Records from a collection
++++++++++

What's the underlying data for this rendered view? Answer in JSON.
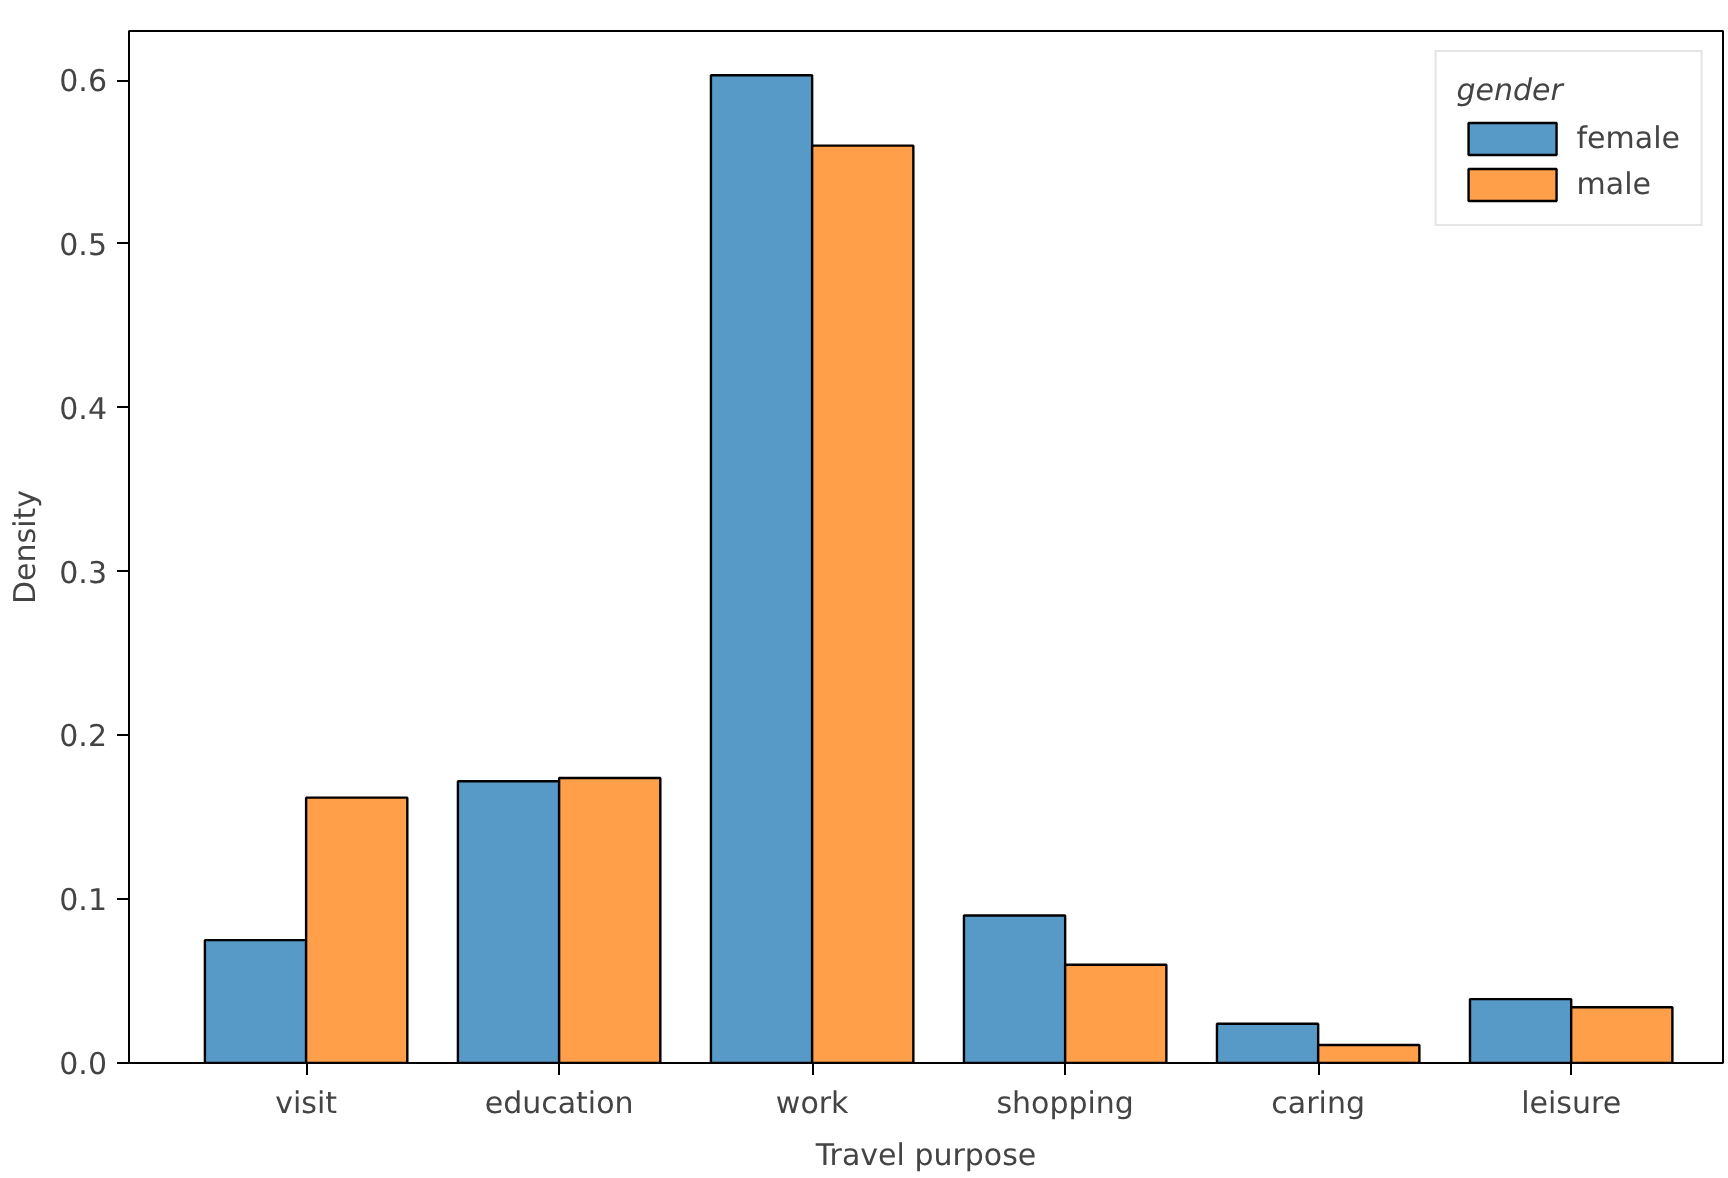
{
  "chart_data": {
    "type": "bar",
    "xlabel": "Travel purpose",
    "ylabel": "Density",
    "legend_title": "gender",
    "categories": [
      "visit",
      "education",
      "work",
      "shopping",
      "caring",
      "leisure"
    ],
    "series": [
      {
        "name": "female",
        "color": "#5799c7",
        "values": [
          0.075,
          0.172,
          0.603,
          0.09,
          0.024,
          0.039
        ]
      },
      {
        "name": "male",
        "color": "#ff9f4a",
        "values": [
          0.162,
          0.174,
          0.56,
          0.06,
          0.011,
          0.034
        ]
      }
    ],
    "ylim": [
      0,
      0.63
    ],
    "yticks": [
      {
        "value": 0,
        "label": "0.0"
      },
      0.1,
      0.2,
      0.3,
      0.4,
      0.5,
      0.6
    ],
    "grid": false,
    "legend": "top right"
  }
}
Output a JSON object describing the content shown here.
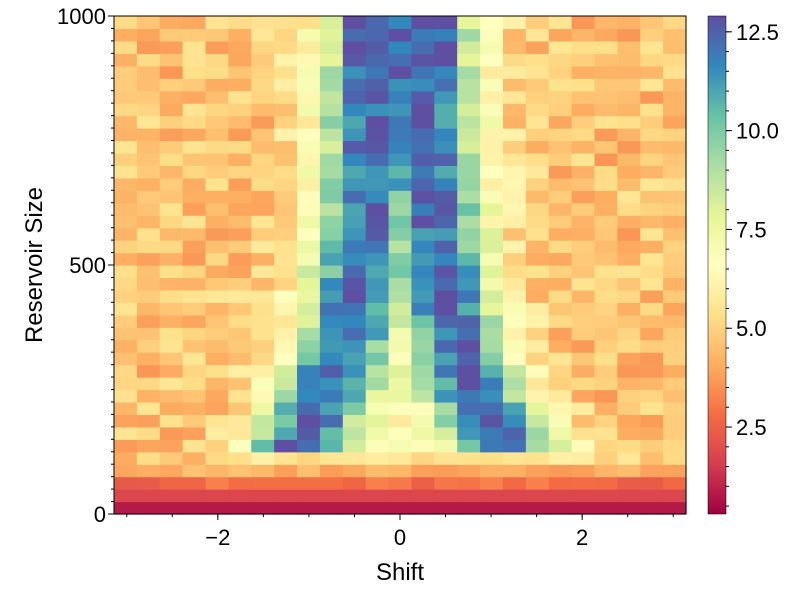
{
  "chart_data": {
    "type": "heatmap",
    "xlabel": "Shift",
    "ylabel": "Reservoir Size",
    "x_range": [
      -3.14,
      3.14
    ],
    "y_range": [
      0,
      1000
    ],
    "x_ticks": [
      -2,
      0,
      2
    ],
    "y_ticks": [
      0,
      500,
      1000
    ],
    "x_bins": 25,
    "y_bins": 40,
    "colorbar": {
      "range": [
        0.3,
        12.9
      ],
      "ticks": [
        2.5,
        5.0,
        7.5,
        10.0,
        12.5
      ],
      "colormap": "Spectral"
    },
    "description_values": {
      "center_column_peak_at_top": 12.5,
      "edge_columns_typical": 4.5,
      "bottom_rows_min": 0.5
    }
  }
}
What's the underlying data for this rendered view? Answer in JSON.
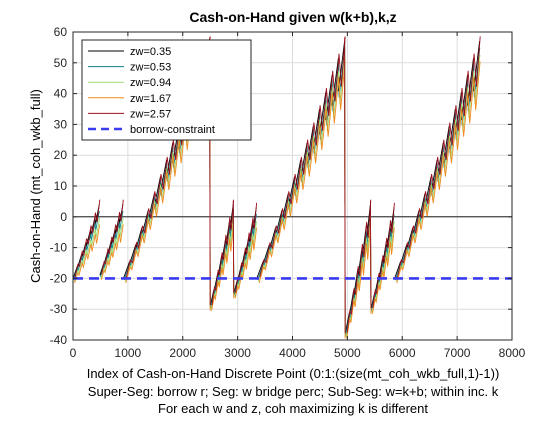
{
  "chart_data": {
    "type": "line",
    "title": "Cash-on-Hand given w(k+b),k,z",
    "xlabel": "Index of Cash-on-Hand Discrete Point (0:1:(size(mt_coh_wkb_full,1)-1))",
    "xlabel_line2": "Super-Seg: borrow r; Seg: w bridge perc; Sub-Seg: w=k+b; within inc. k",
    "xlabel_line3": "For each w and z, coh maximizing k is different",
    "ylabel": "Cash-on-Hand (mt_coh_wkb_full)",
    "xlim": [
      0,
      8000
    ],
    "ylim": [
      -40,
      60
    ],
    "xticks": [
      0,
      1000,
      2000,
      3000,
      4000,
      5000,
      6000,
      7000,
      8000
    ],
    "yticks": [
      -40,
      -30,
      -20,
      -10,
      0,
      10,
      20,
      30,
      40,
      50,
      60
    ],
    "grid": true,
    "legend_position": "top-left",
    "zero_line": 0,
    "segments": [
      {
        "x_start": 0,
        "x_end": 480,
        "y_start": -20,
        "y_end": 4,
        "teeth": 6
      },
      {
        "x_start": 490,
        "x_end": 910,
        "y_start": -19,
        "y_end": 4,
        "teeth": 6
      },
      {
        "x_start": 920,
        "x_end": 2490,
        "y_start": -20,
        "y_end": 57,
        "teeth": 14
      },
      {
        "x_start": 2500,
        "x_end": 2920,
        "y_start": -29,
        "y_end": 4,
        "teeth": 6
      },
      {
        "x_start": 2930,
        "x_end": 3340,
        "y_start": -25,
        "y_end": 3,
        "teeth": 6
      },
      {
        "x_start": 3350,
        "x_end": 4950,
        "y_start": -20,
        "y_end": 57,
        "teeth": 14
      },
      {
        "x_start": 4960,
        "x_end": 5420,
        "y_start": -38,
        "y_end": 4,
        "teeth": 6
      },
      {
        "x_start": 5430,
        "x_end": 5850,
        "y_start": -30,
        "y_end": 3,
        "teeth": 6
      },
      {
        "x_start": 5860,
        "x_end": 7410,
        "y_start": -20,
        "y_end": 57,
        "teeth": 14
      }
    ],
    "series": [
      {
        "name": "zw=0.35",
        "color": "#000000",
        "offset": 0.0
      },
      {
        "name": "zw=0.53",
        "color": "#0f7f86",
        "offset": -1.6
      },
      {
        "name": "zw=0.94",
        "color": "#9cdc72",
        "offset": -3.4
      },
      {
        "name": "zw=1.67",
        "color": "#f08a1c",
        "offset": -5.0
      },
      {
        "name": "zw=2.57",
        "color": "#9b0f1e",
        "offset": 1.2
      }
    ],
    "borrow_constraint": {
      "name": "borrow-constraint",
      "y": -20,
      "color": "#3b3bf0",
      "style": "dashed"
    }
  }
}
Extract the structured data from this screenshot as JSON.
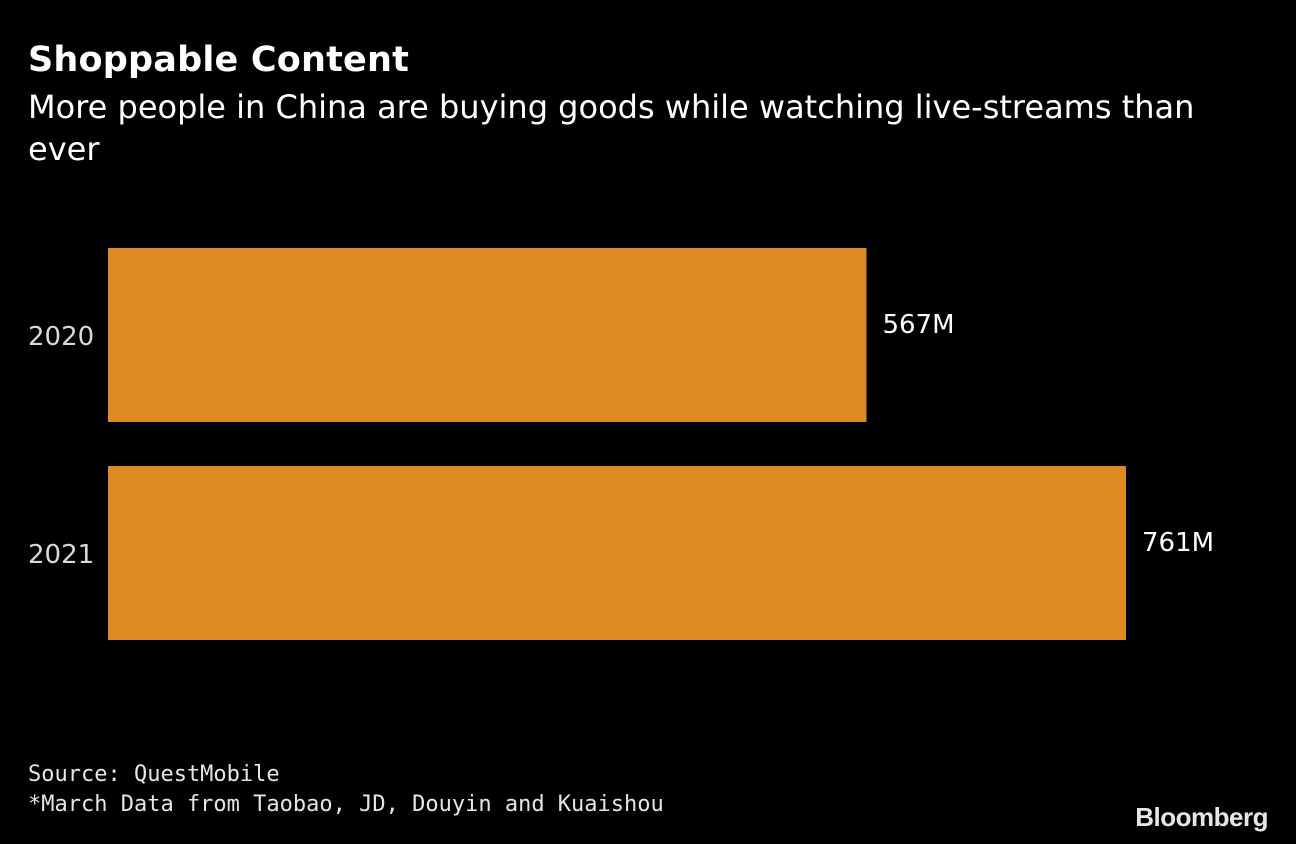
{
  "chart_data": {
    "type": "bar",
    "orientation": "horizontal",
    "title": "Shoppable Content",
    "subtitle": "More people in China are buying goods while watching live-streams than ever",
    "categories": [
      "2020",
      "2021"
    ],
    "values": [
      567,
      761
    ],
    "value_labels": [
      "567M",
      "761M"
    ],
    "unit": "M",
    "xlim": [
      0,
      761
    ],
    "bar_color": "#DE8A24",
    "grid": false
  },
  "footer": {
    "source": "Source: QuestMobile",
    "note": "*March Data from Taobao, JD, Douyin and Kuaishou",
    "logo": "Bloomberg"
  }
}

++++++++++

EXERCISE GOAL: Give every line above again exactly, with no pictures.

SOLUTION FOR THIS PROBLEM:
What's the underlying data for this rendered view? Answer in JSON.
{
  "chart_data": {
    "type": "bar",
    "xlabel": "Travel purpose",
    "ylabel": "Density",
    "legend_title": "gender",
    "categories": [
      "visit",
      "education",
      "work",
      "shopping",
      "caring",
      "leisure"
    ],
    "series": [
      {
        "name": "female",
        "color": "#5799c7",
        "values": [
          0.075,
          0.172,
          0.603,
          0.09,
          0.024,
          0.039
        ]
      },
      {
        "name": "male",
        "color": "#ff9f4a",
        "values": [
          0.162,
          0.174,
          0.56,
          0.06,
          0.011,
          0.034
        ]
      }
    ],
    "ylim": [
      0,
      0.63
    ],
    "yticks": [
      {
        "value": 0,
        "label": "0.0"
      },
      0.1,
      0.2,
      0.3,
      0.4,
      0.5,
      0.6
    ],
    "grid": false,
    "legend": "top right"
  }
}
Output a JSON object describing the content shown here.
{
  "chart_data": {
    "type": "heatmap",
    "xlabel": "Shift",
    "ylabel": "Reservoir Size",
    "x_range": [
      -3.14,
      3.14
    ],
    "y_range": [
      0,
      1000
    ],
    "x_ticks": [
      -2,
      0,
      2
    ],
    "y_ticks": [
      0,
      500,
      1000
    ],
    "x_bins": 25,
    "y_bins": 40,
    "colorbar": {
      "range": [
        0.3,
        12.9
      ],
      "ticks": [
        2.5,
        5.0,
        7.5,
        10.0,
        12.5
      ],
      "colormap": "Spectral"
    },
    "description_values": {
      "center_column_peak_at_top": 12.5,
      "edge_columns_typical": 4.5,
      "bottom_rows_min": 0.5
    }
  }
}
What's the underlying data for this rendered view? Answer in JSON.
{
  "chart_data": {
    "type": "line",
    "title": "Cash-on-Hand given w(k+b),k,z",
    "xlabel": "Index of Cash-on-Hand Discrete Point (0:1:(size(mt_coh_wkb_full,1)-1))",
    "xlabel_line2": "Super-Seg: borrow r; Seg: w bridge perc; Sub-Seg: w=k+b; within inc. k",
    "xlabel_line3": "For each w and z, coh maximizing k is different",
    "ylabel": "Cash-on-Hand (mt_coh_wkb_full)",
    "xlim": [
      0,
      8000
    ],
    "ylim": [
      -40,
      60
    ],
    "xticks": [
      0,
      1000,
      2000,
      3000,
      4000,
      5000,
      6000,
      7000,
      8000
    ],
    "yticks": [
      -40,
      -30,
      -20,
      -10,
      0,
      10,
      20,
      30,
      40,
      50,
      60
    ],
    "grid": true,
    "legend_position": "top-left",
    "zero_line": 0,
    "segments": [
      {
        "x_start": 0,
        "x_end": 480,
        "y_start": -20,
        "y_end": 4,
        "teeth": 6
      },
      {
        "x_start": 490,
        "x_end": 910,
        "y_start": -19,
        "y_end": 4,
        "teeth": 6
      },
      {
        "x_start": 920,
        "x_end": 2490,
        "y_start": -20,
        "y_end": 57,
        "teeth": 14
      },
      {
        "x_start": 2500,
        "x_end": 2920,
        "y_start": -29,
        "y_end": 4,
        "teeth": 6
      },
      {
        "x_start": 2930,
        "x_end": 3340,
        "y_start": -25,
        "y_end": 3,
        "teeth": 6
      },
      {
        "x_start": 3350,
        "x_end": 4950,
        "y_start": -20,
        "y_end": 57,
        "teeth": 14
      },
      {
        "x_start": 4960,
        "x_end": 5420,
        "y_start": -38,
        "y_end": 4,
        "teeth": 6
      },
      {
        "x_start": 5430,
        "x_end": 5850,
        "y_start": -30,
        "y_end": 3,
        "teeth": 6
      },
      {
        "x_start": 5860,
        "x_end": 7410,
        "y_start": -20,
        "y_end": 57,
        "teeth": 14
      }
    ],
    "series": [
      {
        "name": "zw=0.35",
        "color": "#000000",
        "offset": 0.0
      },
      {
        "name": "zw=0.53",
        "color": "#0f7f86",
        "offset": -1.6
      },
      {
        "name": "zw=0.94",
        "color": "#9cdc72",
        "offset": -3.4
      },
      {
        "name": "zw=1.67",
        "color": "#f08a1c",
        "offset": -5.0
      },
      {
        "name": "zw=2.57",
        "color": "#9b0f1e",
        "offset": 1.2
      }
    ],
    "borrow_constraint": {
      "name": "borrow-constraint",
      "y": -20,
      "color": "#3b3bf0",
      "style": "dashed"
    }
  }
}
Extract the structured data from this screenshot as JSON.
{
  "chart_data": {
    "type": "bar",
    "orientation": "horizontal",
    "title": "Shoppable Content",
    "subtitle": "More people in China are buying goods while watching live-streams than ever",
    "categories": [
      "2020",
      "2021"
    ],
    "values": [
      567,
      761
    ],
    "value_labels": [
      "567M",
      "761M"
    ],
    "unit": "M",
    "xlim": [
      0,
      761
    ],
    "bar_color": "#DE8A24",
    "grid": false
  },
  "footer": {
    "source": "Source: QuestMobile",
    "note": "*March Data from Taobao, JD, Douyin and Kuaishou",
    "logo": "Bloomberg"
  }
}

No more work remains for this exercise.